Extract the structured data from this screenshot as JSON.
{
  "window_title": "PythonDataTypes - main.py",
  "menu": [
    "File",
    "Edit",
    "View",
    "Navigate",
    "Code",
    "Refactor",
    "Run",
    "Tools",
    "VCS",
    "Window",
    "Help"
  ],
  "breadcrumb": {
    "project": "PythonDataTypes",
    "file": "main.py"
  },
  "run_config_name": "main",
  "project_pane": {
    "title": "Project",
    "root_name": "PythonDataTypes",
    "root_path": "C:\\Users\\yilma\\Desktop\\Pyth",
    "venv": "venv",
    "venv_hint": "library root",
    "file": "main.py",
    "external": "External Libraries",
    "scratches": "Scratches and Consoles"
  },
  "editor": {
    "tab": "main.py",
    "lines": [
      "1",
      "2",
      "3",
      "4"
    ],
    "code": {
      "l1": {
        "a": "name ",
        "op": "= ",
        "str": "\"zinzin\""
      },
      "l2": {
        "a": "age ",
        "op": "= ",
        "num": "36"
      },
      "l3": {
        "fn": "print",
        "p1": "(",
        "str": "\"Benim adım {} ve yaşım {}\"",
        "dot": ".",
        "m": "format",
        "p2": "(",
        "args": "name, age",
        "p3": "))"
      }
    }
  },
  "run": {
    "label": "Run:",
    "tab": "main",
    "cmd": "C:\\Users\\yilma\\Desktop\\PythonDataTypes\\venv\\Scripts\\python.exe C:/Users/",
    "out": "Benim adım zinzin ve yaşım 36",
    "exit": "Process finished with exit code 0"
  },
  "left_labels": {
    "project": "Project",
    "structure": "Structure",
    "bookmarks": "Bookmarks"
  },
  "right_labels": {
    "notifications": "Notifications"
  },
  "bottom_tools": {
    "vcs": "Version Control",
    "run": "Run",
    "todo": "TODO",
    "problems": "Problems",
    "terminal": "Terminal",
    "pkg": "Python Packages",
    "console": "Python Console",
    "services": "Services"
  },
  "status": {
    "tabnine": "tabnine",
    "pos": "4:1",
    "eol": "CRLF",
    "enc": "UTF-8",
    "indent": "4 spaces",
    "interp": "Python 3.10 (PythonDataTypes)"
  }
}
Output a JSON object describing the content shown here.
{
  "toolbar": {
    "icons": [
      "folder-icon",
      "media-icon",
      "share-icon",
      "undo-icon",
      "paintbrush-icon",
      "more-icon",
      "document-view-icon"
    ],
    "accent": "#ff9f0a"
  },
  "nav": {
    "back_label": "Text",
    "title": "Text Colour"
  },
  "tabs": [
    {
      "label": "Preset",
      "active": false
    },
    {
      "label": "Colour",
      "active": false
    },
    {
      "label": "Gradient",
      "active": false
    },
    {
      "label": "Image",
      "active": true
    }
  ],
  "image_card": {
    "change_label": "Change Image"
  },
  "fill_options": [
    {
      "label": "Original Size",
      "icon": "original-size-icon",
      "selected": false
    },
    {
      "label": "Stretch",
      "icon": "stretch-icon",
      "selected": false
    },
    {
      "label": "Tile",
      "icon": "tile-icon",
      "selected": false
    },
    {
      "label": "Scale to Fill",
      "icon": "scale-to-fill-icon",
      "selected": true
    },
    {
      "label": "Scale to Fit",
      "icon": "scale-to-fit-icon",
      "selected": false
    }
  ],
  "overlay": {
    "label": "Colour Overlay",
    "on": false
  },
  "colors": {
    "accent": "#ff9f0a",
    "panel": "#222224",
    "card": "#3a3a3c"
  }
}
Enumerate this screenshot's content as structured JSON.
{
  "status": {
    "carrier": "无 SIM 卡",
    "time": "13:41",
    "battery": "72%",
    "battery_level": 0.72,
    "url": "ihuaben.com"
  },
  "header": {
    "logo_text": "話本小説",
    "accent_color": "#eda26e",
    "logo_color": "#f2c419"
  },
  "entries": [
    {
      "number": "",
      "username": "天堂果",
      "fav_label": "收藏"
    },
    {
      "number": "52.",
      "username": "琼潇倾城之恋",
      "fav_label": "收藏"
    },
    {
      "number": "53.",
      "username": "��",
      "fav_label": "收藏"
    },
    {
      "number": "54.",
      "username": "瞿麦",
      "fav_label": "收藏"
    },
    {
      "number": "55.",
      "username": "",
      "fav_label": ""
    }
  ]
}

**STATED EXERCISE**: Look over the listing. Pull out every line with the string "Desktop" in it.

**TASK OUTPUT**:
    "root_path": "C:\\Users\\yilma\\Desktop\\Pyth",
    "cmd": "C:\\Users\\yilma\\Desktop\\PythonDataTypes\\venv\\Scripts\\python.exe C:/Users/",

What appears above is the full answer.